> **INFORMATION SUPPLIED**:
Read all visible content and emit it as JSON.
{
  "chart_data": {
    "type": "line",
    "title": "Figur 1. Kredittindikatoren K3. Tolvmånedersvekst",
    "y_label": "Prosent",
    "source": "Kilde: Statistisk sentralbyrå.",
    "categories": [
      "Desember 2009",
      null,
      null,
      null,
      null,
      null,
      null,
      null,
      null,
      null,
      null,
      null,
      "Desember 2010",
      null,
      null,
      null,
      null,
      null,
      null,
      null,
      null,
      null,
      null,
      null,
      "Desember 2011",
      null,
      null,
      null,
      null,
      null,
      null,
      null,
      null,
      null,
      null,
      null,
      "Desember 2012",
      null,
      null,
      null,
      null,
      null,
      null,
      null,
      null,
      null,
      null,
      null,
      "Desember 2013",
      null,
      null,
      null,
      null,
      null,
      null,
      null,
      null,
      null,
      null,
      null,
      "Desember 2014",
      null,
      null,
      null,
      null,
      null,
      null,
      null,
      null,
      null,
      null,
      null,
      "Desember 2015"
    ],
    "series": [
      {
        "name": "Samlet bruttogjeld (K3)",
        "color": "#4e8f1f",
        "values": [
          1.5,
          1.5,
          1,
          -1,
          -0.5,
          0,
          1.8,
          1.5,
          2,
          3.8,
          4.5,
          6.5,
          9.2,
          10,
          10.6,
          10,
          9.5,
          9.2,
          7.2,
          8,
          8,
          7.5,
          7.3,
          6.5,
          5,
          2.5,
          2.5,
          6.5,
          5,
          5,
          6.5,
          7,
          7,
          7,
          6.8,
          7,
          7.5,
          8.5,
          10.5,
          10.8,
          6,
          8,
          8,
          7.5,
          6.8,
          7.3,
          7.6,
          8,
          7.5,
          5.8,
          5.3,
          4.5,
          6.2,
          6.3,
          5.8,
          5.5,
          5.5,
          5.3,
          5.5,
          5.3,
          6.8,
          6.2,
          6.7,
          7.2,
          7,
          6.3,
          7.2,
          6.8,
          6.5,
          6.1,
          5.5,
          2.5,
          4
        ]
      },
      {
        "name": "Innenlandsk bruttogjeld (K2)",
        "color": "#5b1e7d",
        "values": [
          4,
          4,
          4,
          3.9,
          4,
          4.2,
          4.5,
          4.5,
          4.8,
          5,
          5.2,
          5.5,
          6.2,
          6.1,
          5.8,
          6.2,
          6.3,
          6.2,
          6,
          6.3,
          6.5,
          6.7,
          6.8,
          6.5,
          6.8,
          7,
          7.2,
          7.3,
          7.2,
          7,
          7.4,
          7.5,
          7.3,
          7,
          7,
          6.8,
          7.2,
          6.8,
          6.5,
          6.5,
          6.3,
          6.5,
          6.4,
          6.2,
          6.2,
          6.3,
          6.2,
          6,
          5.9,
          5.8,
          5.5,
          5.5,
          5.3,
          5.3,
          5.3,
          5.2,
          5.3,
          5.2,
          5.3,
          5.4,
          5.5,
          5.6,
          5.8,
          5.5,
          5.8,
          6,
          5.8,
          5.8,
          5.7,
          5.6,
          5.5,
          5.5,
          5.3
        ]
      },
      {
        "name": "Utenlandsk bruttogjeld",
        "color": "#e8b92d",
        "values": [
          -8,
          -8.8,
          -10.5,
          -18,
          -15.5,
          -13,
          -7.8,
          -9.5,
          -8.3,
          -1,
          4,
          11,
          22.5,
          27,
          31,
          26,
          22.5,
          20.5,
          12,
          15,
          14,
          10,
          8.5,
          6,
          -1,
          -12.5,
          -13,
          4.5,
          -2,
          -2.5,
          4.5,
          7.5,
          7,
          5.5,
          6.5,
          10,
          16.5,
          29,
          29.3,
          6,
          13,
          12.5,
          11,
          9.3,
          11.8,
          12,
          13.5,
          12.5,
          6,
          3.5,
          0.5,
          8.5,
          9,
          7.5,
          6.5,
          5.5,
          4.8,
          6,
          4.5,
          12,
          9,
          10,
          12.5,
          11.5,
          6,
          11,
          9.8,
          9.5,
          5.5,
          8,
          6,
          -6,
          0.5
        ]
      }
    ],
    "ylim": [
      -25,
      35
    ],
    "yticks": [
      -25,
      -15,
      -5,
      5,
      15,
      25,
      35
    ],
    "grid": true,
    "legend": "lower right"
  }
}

> **WHAT YOU NEED TO DO**:
Repeat the entries above exactly, leaving nothing out.

> **EXERCISE RESPONSE**:
Read all visible content and emit it as JSON.
{
  "chart_data": {
    "type": "line",
    "title": "Figur 1. Kredittindikatoren K3. Tolvmånedersvekst",
    "y_label": "Prosent",
    "source": "Kilde: Statistisk sentralbyrå.",
    "categories": [
      "Desember 2009",
      null,
      null,
      null,
      null,
      null,
      null,
      null,
      null,
      null,
      null,
      null,
      "Desember 2010",
      null,
      null,
      null,
      null,
      null,
      null,
      null,
      null,
      null,
      null,
      null,
      "Desember 2011",
      null,
      null,
      null,
      null,
      null,
      null,
      null,
      null,
      null,
      null,
      null,
      "Desember 2012",
      null,
      null,
      null,
      null,
      null,
      null,
      null,
      null,
      null,
      null,
      null,
      "Desember 2013",
      null,
      null,
      null,
      null,
      null,
      null,
      null,
      null,
      null,
      null,
      null,
      "Desember 2014",
      null,
      null,
      null,
      null,
      null,
      null,
      null,
      null,
      null,
      null,
      null,
      "Desember 2015"
    ],
    "series": [
      {
        "name": "Samlet bruttogjeld (K3)",
        "color": "#4e8f1f",
        "values": [
          1.5,
          1.5,
          1,
          -1,
          -0.5,
          0,
          1.8,
          1.5,
          2,
          3.8,
          4.5,
          6.5,
          9.2,
          10,
          10.6,
          10,
          9.5,
          9.2,
          7.2,
          8,
          8,
          7.5,
          7.3,
          6.5,
          5,
          2.5,
          2.5,
          6.5,
          5,
          5,
          6.5,
          7,
          7,
          7,
          6.8,
          7,
          7.5,
          8.5,
          10.5,
          10.8,
          6,
          8,
          8,
          7.5,
          6.8,
          7.3,
          7.6,
          8,
          7.5,
          5.8,
          5.3,
          4.5,
          6.2,
          6.3,
          5.8,
          5.5,
          5.5,
          5.3,
          5.5,
          5.3,
          6.8,
          6.2,
          6.7,
          7.2,
          7,
          6.3,
          7.2,
          6.8,
          6.5,
          6.1,
          5.5,
          2.5,
          4
        ]
      },
      {
        "name": "Innenlandsk bruttogjeld (K2)",
        "color": "#5b1e7d",
        "values": [
          4,
          4,
          4,
          3.9,
          4,
          4.2,
          4.5,
          4.5,
          4.8,
          5,
          5.2,
          5.5,
          6.2,
          6.1,
          5.8,
          6.2,
          6.3,
          6.2,
          6,
          6.3,
          6.5,
          6.7,
          6.8,
          6.5,
          6.8,
          7,
          7.2,
          7.3,
          7.2,
          7,
          7.4,
          7.5,
          7.3,
          7,
          7,
          6.8,
          7.2,
          6.8,
          6.5,
          6.5,
          6.3,
          6.5,
          6.4,
          6.2,
          6.2,
          6.3,
          6.2,
          6,
          5.9,
          5.8,
          5.5,
          5.5,
          5.3,
          5.3,
          5.3,
          5.2,
          5.3,
          5.2,
          5.3,
          5.4,
          5.5,
          5.6,
          5.8,
          5.5,
          5.8,
          6,
          5.8,
          5.8,
          5.7,
          5.6,
          5.5,
          5.5,
          5.3
        ]
      },
      {
        "name": "Utenlandsk bruttogjeld",
        "color": "#e8b92d",
        "values": [
          -8,
          -8.8,
          -10.5,
          -18,
          -15.5,
          -13,
          -7.8,
          -9.5,
          -8.3,
          -1,
          4,
          11,
          22.5,
          27,
          31,
          26,
          22.5,
          20.5,
          12,
          15,
          14,
          10,
          8.5,
          6,
          -1,
          -12.5,
          -13,
          4.5,
          -2,
          -2.5,
          4.5,
          7.5,
          7,
          5.5,
          6.5,
          10,
          16.5,
          29,
          29.3,
          6,
          13,
          12.5,
          11,
          9.3,
          11.8,
          12,
          13.5,
          12.5,
          6,
          3.5,
          0.5,
          8.5,
          9,
          7.5,
          6.5,
          5.5,
          4.8,
          6,
          4.5,
          12,
          9,
          10,
          12.5,
          11.5,
          6,
          11,
          9.8,
          9.5,
          5.5,
          8,
          6,
          -6,
          0.5
        ]
      }
    ],
    "ylim": [
      -25,
      35
    ],
    "yticks": [
      -25,
      -15,
      -5,
      5,
      15,
      25,
      35
    ],
    "grid": true,
    "legend": "lower right"
  }
}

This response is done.